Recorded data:
----------------------------------------
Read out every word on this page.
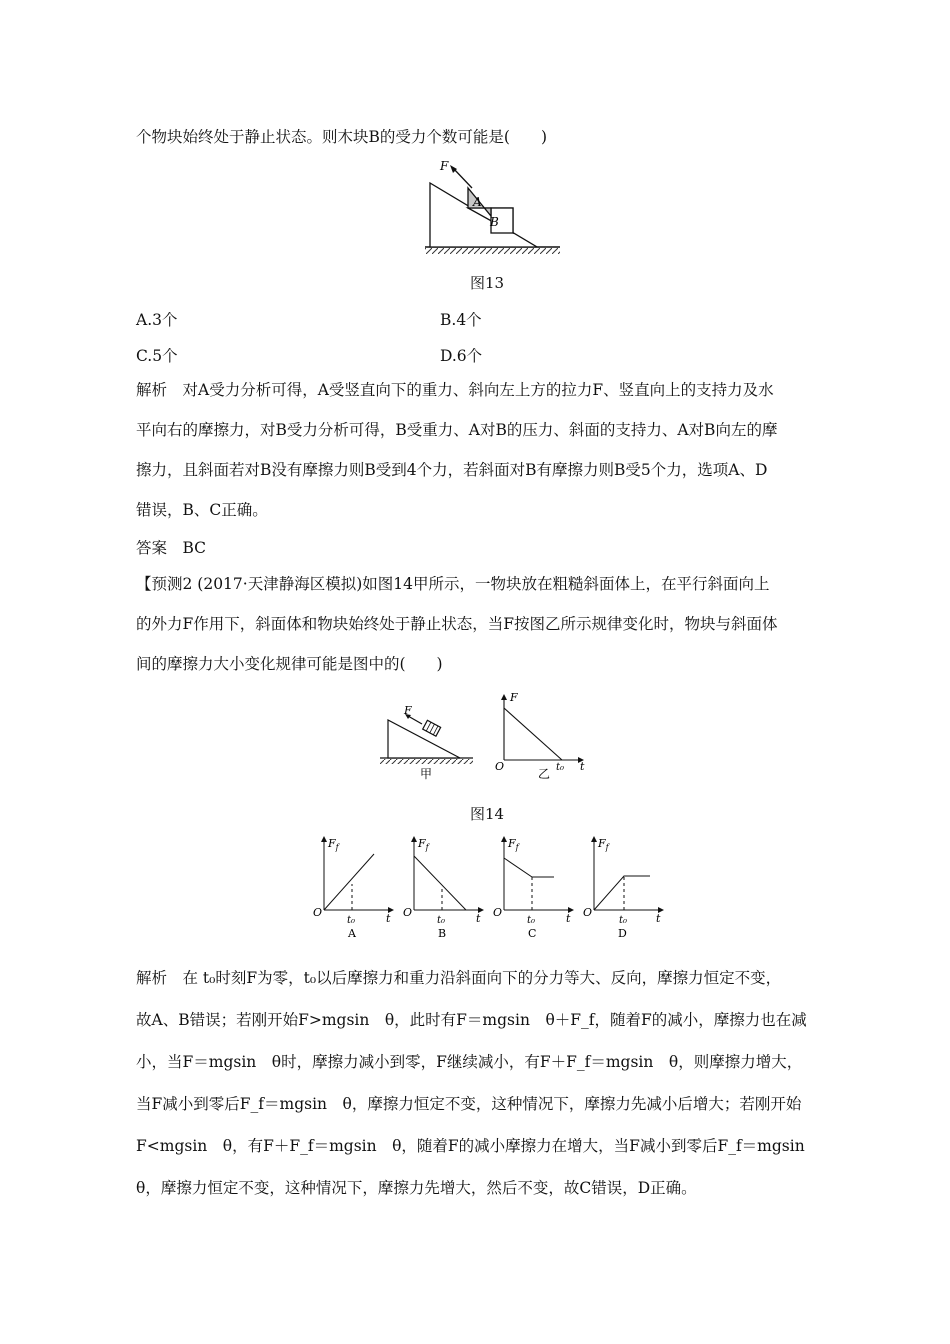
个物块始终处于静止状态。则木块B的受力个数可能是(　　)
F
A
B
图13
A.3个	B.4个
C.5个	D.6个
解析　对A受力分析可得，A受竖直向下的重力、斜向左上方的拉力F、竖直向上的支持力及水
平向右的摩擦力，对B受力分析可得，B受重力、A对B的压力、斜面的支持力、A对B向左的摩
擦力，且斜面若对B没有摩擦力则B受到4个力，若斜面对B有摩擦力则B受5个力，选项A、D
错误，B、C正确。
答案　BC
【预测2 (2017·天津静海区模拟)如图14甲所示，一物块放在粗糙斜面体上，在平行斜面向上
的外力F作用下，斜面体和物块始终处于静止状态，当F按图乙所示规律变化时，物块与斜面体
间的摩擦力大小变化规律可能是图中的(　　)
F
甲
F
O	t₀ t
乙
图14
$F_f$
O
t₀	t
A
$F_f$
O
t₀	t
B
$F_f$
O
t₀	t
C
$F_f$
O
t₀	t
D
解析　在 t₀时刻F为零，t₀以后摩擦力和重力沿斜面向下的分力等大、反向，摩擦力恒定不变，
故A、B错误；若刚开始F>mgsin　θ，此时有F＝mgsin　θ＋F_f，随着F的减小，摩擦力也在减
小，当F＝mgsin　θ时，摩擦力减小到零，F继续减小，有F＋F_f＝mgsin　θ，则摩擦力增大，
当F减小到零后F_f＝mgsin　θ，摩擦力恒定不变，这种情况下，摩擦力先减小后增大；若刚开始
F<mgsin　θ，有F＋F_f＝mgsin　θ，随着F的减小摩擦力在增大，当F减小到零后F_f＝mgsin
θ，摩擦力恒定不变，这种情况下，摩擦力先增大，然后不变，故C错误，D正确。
----------------------------------------
▸ **What you need to do**
Print the complete listing exactly as it stands, without its pictures.

▸ **Response to the task**
Read out every word on this page.
个物块始终处于静止状态。则木块B的受力个数可能是(　　)
F
A
B
图13
A.3个	B.4个
C.5个	D.6个
解析　对A受力分析可得，A受竖直向下的重力、斜向左上方的拉力F、竖直向上的支持力及水
平向右的摩擦力，对B受力分析可得，B受重力、A对B的压力、斜面的支持力、A对B向左的摩
擦力，且斜面若对B没有摩擦力则B受到4个力，若斜面对B有摩擦力则B受5个力，选项A、D
错误，B、C正确。
答案　BC
【预测2 (2017·天津静海区模拟)如图14甲所示，一物块放在粗糙斜面体上，在平行斜面向上
的外力F作用下，斜面体和物块始终处于静止状态，当F按图乙所示规律变化时，物块与斜面体
间的摩擦力大小变化规律可能是图中的(　　)
F
甲
F
O	t₀ t
乙
图14
$F_f$
O
t₀	t
A
$F_f$
O
t₀	t
B
$F_f$
O
t₀	t
C
$F_f$
O
t₀	t
D
解析　在 t₀时刻F为零，t₀以后摩擦力和重力沿斜面向下的分力等大、反向，摩擦力恒定不变，
故A、B错误；若刚开始F>mgsin　θ，此时有F＝mgsin　θ＋F_f，随着F的减小，摩擦力也在减
小，当F＝mgsin　θ时，摩擦力减小到零，F继续减小，有F＋F_f＝mgsin　θ，则摩擦力增大，
当F减小到零后F_f＝mgsin　θ，摩擦力恒定不变，这种情况下，摩擦力先减小后增大；若刚开始
F<mgsin　θ，有F＋F_f＝mgsin　θ，随着F的减小摩擦力在增大，当F减小到零后F_f＝mgsin
θ，摩擦力恒定不变，这种情况下，摩擦力先增大，然后不变，故C错误，D正确。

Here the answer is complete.